◆ **Data rows**:

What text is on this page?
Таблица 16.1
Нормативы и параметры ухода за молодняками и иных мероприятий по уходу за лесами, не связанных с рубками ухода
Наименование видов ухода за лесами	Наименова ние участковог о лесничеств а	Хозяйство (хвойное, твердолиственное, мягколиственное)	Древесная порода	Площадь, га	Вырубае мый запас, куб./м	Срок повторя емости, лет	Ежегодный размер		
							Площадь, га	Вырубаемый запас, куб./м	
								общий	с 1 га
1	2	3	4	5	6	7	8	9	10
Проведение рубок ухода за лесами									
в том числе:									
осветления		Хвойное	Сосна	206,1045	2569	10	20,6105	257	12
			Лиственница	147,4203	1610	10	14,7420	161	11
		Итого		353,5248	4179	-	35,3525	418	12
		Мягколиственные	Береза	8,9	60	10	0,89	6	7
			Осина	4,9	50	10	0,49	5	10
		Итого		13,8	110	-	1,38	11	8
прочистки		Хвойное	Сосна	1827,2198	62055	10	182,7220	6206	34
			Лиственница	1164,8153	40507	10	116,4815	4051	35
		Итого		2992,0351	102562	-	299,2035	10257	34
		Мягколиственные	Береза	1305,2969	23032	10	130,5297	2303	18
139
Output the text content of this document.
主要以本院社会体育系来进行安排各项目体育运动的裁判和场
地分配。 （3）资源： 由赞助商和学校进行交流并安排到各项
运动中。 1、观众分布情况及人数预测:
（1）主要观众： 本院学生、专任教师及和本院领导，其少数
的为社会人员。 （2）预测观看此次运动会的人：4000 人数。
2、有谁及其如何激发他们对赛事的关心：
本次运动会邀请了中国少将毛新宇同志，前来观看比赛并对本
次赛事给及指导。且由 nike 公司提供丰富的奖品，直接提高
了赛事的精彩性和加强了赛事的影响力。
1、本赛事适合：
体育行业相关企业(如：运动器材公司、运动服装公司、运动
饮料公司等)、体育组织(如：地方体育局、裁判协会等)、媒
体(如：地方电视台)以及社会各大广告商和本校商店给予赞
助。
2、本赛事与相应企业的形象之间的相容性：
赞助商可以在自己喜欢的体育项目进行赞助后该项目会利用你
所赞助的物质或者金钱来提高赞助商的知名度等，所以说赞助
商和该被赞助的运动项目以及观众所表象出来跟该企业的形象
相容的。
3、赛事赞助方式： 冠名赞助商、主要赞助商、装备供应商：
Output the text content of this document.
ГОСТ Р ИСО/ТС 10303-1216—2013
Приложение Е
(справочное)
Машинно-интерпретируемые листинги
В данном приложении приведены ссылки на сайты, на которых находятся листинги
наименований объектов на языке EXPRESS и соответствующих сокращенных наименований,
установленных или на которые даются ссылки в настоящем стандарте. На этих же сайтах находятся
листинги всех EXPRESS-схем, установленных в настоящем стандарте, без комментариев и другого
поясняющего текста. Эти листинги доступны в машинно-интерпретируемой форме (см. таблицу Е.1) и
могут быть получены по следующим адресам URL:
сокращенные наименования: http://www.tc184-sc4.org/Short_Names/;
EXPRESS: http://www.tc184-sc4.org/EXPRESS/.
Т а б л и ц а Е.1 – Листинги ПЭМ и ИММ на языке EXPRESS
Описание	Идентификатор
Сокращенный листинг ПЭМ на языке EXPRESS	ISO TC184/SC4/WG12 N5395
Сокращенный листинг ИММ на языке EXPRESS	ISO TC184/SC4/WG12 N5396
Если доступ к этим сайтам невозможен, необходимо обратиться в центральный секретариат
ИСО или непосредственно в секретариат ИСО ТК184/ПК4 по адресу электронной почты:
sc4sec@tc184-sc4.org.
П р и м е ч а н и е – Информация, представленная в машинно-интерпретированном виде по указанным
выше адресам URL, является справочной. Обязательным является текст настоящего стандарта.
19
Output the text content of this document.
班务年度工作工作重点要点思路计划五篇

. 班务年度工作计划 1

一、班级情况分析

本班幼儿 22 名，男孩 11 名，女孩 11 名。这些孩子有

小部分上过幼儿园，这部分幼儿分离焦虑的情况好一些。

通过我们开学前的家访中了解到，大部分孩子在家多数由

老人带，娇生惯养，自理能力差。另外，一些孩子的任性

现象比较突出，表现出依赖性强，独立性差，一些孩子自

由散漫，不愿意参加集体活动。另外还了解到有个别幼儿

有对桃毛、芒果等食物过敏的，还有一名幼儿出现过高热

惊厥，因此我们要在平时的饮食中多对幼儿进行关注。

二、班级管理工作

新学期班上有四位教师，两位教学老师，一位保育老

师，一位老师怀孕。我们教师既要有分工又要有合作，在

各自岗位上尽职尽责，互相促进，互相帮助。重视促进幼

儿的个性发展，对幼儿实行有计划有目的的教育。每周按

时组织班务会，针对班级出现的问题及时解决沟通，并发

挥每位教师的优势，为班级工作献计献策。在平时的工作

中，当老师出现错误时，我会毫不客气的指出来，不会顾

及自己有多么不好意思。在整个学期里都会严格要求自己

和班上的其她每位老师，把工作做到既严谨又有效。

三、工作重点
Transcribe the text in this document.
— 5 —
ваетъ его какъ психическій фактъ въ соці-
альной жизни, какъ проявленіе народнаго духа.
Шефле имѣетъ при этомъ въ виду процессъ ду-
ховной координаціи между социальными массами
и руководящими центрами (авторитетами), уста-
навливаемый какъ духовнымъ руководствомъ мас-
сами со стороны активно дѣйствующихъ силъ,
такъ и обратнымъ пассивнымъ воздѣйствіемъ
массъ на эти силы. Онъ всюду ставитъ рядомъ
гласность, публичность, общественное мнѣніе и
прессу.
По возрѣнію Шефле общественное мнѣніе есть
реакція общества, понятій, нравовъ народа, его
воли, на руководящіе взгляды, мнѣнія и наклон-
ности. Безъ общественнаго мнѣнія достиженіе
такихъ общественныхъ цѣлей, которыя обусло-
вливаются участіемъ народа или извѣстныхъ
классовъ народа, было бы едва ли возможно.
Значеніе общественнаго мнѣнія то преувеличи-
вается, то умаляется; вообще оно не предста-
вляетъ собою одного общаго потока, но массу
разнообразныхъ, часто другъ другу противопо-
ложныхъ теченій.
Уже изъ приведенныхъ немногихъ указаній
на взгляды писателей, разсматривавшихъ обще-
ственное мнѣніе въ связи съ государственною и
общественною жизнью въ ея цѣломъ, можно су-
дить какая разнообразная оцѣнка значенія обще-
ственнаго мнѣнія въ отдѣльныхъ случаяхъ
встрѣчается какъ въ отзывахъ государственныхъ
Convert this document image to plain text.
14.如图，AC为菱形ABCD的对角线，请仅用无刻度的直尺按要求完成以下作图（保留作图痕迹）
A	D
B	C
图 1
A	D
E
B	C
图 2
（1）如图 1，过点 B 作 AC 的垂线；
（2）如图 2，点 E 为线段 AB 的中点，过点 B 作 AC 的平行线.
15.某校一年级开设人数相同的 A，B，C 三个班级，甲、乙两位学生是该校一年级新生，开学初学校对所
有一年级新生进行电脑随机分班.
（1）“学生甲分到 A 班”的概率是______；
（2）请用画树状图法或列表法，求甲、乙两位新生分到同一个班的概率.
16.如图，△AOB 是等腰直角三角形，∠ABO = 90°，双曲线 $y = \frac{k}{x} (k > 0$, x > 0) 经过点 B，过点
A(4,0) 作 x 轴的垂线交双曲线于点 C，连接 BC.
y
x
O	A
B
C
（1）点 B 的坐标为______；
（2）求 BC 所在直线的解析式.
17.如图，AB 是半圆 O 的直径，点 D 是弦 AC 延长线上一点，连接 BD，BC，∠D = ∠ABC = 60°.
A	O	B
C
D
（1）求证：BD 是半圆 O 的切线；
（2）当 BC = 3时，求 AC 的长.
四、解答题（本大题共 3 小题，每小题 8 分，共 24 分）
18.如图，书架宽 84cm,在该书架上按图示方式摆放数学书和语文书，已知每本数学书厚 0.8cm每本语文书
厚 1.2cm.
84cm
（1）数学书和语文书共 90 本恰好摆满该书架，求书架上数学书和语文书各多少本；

◆ **Aim of the task**: Only lines holding the string "лесами" are wanted; gather each one from the entries above.

◆ **Task result**:
Нормативы и параметры ухода за молодняками и иных мероприятий по уходу за лесами, не связанных с рубками ухода
Наименование видов ухода за лесами	Наименова ние участковог о лесничеств а	Хозяйство (хвойное, твердолиственное, мягколиственное)	Древесная порода	Площадь, га	Вырубае мый запас, куб./м	Срок повторя емости, лет	Ежегодный размер		
Проведение рубок ухода за лесами									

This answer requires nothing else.